• Provided text:
Inside the Oracle Database Cloud Service

Guest Author

One of the biggest announcements at Oracle OpenWorld 2011
was the introduction of the Oracle Public Cloud. The Oracle Public Cloud includes a number of
different components, including applications, such as Fusion Apps, and platform
services, including a Java Cloud Service and a Database Cloud Service. The components of the Oracle Public Cloud share
some characteristics – simple pricing, rapid provisioning, and universal access
in the Cloud.

The Oracle Database Service gives you a slice of an Oracle
Database 11g Release 2. You can store
data in the database and access it through the three basic components. The first component is the ability to create
RESTful Web services to access data in your Database Service. A RESTful Web service uses a URL to interact
with data – all the basic data services, such as SELECT, INSERT, UPDATE or
DELETE. The URL points to either an SQL
statement or a PL/SQL anonymous block, so the full power of the Oracle Database
is completely available to you through RESTful Web services. The Database Cloud Service includes a RESTful
Web service wizard which makes it very easy to define your Web service. You can even include automatic links to
detail records with a simple format selection.

By default, a RESTful Web service returns data in JSON
format, but you can format the return any way you like if you choose to use
PL/SQL to produce the results.

RESTful Web services give you stateless access to data in
your Database Cloud Service, but that’s just the beginning. Each Database Cloud Service includes a
complete Application Express (APEX) development and deployment environment. APEX has been a part of the Oracle
environment for more than 7 years, with more than 150,000 developers. All the power of APEX version 4.1 is part of
the Database Cloud Service – including wizards, interactive reports, websheets
and far too many features to list. You
know it, you love it, you can’t live without it – APEX gives you the power of
productivity in the Oracle Public Cloud.

• Things to do:
a – In the piece on the Oracle Database Cloud Service, what format does a RESTful Web service return data in by default?
b – Continue the piece on the Oracle Database Cloud Service from the point where it stops.

Entries for boxed elements:
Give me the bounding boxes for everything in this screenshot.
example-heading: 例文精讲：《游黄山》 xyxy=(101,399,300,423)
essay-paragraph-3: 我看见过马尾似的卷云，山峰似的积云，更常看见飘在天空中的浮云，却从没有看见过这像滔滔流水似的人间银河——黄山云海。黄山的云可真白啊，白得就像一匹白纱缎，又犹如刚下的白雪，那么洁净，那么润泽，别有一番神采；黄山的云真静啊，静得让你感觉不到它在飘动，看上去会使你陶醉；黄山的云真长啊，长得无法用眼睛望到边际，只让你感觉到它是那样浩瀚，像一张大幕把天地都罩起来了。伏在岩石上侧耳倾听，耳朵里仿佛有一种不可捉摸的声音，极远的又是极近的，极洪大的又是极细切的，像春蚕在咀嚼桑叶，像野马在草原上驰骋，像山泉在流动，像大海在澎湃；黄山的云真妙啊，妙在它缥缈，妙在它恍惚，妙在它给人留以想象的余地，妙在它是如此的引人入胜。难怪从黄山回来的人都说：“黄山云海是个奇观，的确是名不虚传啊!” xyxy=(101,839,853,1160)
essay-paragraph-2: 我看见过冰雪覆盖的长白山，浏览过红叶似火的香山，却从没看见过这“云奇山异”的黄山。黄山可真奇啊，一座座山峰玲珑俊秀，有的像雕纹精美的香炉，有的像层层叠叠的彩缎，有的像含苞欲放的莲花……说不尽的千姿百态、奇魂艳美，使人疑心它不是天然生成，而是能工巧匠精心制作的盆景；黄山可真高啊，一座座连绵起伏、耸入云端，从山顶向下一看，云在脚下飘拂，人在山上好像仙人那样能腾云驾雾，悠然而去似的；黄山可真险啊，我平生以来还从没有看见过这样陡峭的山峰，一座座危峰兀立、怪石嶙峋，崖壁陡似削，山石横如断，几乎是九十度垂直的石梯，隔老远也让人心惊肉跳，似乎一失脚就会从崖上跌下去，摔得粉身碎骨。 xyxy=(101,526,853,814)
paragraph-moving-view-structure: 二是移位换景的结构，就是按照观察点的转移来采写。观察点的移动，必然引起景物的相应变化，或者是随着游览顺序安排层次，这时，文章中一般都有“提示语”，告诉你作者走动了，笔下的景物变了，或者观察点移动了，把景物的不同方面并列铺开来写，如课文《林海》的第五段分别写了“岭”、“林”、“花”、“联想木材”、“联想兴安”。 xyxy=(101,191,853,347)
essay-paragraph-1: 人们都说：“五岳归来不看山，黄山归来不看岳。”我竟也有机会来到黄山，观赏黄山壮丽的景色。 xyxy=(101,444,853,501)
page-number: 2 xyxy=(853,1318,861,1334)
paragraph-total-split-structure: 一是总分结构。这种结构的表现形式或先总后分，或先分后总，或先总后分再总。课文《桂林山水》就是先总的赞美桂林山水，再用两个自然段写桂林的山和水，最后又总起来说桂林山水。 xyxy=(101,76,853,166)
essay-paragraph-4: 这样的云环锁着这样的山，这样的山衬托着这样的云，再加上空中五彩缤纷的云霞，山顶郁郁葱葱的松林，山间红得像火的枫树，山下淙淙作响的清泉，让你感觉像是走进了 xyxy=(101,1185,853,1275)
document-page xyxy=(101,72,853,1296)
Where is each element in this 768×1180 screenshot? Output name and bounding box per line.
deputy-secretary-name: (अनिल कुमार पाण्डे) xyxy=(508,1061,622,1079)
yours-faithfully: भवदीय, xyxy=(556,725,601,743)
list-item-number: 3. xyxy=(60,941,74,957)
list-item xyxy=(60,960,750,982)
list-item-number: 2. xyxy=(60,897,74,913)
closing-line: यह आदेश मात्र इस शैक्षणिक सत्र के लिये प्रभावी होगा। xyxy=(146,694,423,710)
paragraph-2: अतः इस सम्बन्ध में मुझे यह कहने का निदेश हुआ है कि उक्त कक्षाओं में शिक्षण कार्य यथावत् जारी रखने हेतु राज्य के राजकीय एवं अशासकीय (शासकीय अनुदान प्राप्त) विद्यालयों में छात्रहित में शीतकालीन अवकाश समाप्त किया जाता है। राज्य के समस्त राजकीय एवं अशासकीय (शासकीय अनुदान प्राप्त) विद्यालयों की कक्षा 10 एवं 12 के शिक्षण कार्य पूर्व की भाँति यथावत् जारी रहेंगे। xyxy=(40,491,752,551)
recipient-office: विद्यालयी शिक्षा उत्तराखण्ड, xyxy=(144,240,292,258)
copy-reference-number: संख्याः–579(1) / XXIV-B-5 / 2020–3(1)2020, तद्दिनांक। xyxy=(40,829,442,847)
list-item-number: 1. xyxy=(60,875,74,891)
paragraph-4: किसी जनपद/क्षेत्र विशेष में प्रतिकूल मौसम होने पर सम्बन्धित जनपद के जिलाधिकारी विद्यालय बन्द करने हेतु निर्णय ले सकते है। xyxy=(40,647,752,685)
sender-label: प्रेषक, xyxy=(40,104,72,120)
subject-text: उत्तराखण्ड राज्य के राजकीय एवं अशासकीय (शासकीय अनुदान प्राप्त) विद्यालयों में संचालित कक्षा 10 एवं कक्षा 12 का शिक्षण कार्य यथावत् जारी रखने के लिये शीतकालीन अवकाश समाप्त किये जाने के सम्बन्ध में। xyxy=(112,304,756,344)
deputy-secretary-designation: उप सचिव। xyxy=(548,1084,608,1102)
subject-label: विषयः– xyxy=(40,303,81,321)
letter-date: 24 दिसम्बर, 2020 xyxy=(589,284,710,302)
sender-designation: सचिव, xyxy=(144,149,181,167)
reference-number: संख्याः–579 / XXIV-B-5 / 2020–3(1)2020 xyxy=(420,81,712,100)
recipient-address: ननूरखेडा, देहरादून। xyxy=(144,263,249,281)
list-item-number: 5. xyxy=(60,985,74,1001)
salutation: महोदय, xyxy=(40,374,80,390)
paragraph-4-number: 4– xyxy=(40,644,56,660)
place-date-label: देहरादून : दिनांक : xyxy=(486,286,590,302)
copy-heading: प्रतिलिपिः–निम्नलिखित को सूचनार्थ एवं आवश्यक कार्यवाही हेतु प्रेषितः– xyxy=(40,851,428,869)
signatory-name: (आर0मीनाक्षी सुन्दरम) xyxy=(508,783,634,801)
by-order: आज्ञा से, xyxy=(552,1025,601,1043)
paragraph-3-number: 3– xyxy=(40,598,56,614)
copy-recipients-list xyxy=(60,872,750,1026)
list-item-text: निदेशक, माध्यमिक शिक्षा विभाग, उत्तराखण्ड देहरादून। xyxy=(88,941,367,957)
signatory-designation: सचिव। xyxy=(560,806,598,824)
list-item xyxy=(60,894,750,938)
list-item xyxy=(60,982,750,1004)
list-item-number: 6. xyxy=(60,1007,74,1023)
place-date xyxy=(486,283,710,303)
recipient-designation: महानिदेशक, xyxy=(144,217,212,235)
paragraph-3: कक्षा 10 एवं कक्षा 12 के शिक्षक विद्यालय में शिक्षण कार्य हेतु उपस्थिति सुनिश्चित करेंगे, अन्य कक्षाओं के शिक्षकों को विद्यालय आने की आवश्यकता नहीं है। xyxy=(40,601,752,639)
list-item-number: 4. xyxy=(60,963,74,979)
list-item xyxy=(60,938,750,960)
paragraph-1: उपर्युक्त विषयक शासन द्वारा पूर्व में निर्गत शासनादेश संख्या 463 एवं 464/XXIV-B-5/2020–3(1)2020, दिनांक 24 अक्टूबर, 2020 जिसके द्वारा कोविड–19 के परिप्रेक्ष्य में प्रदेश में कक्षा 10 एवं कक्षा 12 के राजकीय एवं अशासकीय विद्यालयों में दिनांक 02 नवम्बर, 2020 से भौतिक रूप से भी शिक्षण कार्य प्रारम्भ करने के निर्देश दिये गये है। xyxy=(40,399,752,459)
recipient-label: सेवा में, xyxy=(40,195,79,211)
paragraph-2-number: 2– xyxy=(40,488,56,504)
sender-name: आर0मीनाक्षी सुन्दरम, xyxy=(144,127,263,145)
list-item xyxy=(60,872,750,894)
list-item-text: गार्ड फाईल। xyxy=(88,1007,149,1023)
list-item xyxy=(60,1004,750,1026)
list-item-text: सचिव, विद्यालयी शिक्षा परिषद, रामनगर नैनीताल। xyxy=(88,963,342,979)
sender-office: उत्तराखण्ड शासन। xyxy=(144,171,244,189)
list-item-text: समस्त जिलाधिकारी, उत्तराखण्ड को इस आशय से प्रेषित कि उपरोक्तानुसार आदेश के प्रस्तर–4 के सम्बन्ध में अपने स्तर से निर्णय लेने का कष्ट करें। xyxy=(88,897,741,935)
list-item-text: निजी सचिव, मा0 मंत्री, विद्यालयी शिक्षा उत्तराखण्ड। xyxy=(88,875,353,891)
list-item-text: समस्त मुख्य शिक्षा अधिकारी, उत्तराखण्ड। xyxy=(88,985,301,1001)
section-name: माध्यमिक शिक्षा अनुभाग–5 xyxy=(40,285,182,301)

• Answers in order:
a – JSON.

b –
The rapid application development capabilities of APEX open
up a whole new way to develop applications, which I refer to as interactive
development. With APEX, you can quickly
create an application, usually in a few days. Once you get your working version done, you can work with your end users
to refine the look, feel and functionality of the application. With instant deployment, you can even do many
modifications in real time, leading to a finished product that is qualitatively
better at addressing the needs of your user community.

The final piece of the Database Cloud Service is composed of
a set of business productivity applications. These applications will be available for all Database Cloud Service
customers to install with just a few clicks. You will be able to do things like track events on a shared calendar or
manage projects, all in the cloud. In
addition, third party vendors will be creating a broad range of additional
applications to install and run.

The Database Cloud Service includes some utilities to help
with activities like moving data in and out of your Oracle Database Cloud
Service with Data Pump. A version of SQL
Developer comes with the service to provide a client-based management tool to
supplement the utilities in APEX.

There’s a lot to be excited about – a whole new platform in
the cloud. If you are interested in
learning more about the Oracle Database Cloud Service, sign up at
cloud.oracle.com to receive updates on the upcoming availability of the
Service.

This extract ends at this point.